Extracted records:
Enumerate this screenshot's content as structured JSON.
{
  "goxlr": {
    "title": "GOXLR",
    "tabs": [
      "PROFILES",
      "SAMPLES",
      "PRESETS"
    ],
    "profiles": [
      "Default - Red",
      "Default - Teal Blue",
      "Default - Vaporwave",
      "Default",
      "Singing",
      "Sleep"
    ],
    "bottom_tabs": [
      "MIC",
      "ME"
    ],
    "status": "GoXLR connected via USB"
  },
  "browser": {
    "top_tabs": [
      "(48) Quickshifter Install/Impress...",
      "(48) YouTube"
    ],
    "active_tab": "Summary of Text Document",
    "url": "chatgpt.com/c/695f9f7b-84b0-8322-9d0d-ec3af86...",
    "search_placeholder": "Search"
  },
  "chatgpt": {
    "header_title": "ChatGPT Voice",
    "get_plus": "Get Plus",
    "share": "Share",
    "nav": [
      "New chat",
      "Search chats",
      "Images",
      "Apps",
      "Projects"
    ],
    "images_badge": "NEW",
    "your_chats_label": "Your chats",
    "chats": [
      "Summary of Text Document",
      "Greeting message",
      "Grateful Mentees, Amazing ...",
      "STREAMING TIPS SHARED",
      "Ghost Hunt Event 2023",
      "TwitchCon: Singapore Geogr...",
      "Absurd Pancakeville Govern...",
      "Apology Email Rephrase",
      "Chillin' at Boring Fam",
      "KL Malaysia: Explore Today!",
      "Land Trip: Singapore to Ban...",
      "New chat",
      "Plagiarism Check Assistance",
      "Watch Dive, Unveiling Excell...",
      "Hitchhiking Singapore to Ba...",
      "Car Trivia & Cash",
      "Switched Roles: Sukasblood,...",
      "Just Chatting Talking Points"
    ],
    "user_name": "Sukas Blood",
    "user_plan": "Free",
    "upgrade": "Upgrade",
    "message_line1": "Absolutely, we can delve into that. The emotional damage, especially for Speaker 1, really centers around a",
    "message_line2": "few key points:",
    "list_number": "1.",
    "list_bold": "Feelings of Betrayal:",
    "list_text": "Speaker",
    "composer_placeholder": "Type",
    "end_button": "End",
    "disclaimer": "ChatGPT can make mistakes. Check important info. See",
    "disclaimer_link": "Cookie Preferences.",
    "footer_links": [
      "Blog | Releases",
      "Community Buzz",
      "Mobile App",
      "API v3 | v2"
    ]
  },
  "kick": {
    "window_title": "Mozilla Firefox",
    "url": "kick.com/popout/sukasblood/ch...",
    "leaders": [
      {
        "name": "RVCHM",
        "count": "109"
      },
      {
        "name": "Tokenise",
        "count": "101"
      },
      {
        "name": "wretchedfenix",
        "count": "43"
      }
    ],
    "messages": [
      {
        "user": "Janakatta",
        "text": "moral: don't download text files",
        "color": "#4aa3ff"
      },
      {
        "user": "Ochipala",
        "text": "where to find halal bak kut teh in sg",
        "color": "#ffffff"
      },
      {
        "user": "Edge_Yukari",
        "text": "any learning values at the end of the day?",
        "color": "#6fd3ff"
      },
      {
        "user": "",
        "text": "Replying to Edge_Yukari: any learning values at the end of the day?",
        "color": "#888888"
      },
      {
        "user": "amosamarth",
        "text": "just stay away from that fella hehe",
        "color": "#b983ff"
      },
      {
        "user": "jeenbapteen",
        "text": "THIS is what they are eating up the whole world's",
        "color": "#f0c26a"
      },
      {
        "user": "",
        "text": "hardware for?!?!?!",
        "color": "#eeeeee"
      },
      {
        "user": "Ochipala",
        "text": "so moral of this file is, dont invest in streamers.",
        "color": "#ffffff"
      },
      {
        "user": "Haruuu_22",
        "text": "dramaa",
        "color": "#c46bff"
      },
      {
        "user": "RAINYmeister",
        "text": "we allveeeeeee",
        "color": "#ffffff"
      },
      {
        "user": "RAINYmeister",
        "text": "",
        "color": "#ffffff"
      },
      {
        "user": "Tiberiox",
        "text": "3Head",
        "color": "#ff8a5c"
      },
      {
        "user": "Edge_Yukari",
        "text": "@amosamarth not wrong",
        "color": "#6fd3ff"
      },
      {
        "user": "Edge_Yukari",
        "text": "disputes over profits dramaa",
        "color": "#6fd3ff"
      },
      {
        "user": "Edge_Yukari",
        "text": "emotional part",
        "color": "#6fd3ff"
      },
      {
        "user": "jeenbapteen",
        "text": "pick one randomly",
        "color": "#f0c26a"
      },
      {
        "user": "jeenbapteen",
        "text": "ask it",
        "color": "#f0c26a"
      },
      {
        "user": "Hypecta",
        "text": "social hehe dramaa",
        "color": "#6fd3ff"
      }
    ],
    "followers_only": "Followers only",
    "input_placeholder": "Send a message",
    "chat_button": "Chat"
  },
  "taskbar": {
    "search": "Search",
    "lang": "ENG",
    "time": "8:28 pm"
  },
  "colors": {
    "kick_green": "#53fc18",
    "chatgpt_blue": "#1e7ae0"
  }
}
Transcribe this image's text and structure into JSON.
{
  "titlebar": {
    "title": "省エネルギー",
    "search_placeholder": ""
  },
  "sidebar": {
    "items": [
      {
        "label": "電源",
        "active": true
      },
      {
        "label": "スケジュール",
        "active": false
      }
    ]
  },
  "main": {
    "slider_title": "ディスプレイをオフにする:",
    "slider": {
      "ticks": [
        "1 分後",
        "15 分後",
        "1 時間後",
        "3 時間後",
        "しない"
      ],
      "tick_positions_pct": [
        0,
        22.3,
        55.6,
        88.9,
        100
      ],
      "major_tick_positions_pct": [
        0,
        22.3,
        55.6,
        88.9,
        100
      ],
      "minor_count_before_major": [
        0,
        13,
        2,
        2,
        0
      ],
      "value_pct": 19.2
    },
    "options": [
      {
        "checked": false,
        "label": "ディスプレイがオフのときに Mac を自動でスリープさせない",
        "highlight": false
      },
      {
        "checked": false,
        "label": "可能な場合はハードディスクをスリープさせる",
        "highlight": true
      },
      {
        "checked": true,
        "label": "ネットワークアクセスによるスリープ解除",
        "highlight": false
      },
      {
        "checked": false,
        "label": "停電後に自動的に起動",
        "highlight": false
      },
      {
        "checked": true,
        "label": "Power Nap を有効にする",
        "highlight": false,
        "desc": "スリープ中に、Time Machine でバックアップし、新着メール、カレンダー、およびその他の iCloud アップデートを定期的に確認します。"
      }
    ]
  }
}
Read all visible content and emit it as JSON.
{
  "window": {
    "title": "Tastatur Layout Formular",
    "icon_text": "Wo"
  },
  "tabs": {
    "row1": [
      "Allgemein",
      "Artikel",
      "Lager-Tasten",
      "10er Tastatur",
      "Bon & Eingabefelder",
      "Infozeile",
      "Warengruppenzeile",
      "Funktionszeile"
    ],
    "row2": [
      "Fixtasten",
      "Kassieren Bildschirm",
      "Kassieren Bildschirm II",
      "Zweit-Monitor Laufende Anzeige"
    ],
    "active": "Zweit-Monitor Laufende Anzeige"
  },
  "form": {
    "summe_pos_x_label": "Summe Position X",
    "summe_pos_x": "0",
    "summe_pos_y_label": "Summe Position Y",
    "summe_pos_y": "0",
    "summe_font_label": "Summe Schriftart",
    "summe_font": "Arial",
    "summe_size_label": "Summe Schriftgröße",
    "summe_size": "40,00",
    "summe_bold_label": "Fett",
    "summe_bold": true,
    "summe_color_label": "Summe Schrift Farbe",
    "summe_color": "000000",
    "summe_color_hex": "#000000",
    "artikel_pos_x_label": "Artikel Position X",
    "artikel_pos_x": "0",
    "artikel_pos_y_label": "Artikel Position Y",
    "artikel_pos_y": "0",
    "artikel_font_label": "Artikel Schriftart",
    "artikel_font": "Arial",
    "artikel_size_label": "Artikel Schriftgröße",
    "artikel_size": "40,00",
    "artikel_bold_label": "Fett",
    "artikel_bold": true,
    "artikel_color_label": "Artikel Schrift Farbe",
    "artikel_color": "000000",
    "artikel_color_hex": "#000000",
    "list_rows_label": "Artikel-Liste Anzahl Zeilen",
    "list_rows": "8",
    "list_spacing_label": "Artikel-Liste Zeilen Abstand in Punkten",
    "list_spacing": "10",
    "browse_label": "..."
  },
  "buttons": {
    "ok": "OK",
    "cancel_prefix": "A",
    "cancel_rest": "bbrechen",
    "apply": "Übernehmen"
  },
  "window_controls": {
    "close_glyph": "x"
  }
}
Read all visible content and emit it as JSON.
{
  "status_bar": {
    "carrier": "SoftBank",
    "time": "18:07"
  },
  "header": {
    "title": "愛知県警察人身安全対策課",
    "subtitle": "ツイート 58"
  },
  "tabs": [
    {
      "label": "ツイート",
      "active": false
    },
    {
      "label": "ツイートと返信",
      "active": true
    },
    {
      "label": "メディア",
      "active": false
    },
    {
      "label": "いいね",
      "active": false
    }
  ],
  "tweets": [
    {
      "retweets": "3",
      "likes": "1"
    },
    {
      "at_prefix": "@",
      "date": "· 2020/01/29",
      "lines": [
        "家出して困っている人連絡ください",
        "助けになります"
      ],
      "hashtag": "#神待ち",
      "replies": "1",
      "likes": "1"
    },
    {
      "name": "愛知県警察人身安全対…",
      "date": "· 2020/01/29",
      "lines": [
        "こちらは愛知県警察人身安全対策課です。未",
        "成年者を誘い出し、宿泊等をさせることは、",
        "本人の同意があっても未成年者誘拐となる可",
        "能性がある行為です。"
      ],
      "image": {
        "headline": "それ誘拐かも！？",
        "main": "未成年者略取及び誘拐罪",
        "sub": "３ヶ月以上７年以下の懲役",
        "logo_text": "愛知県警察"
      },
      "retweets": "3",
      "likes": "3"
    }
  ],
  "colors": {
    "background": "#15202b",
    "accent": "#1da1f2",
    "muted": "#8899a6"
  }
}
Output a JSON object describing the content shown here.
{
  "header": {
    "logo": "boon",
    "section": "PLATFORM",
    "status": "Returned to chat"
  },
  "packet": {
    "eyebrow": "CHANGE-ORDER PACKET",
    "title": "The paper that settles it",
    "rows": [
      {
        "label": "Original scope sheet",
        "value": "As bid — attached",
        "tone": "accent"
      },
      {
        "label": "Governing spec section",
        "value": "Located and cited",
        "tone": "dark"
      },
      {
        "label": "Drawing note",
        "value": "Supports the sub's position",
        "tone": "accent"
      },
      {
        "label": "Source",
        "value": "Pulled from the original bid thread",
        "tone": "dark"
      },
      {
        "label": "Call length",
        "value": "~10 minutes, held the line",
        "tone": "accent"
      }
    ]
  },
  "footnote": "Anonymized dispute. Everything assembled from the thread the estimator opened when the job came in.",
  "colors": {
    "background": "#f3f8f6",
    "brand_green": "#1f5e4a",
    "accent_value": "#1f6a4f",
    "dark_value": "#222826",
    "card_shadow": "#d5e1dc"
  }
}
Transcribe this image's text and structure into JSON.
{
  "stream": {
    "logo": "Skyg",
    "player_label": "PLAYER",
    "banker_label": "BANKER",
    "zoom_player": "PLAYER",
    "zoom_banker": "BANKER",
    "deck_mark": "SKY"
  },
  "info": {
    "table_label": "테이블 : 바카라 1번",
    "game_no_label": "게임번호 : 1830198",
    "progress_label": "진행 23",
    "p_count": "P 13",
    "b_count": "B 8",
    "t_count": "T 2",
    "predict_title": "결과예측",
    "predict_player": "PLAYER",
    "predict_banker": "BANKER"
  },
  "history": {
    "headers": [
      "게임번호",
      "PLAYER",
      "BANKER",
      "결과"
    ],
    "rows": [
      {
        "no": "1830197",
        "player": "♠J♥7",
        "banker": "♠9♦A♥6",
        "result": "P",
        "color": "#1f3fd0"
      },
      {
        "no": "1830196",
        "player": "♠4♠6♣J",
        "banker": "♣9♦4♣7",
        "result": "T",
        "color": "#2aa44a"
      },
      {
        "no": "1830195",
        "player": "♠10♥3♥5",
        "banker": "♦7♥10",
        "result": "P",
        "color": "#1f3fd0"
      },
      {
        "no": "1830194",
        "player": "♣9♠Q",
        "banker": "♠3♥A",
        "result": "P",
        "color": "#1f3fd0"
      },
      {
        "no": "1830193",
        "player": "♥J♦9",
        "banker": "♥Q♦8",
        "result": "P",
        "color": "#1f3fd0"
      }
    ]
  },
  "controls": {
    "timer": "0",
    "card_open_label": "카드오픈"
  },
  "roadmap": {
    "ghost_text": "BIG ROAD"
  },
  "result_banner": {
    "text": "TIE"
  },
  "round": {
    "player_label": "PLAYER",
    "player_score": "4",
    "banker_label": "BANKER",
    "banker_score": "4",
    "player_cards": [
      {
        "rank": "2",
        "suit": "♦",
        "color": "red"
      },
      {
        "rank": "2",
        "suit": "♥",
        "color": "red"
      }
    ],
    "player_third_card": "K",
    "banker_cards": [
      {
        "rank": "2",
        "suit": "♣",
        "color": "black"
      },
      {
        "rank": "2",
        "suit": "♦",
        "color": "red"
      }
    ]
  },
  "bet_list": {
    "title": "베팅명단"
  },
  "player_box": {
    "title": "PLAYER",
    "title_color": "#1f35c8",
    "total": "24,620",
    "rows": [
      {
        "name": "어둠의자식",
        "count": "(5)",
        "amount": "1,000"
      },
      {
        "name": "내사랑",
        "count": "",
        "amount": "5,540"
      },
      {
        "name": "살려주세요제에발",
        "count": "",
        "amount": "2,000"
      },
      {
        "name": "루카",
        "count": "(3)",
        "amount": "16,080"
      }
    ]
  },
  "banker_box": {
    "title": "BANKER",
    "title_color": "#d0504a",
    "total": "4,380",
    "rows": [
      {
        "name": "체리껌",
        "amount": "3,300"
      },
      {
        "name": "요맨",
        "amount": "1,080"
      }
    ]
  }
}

» What you have to do
Make a tally of the lines in this data that include the string "amosamarth", and answer with that tally alone.

» Solution to the exercise
2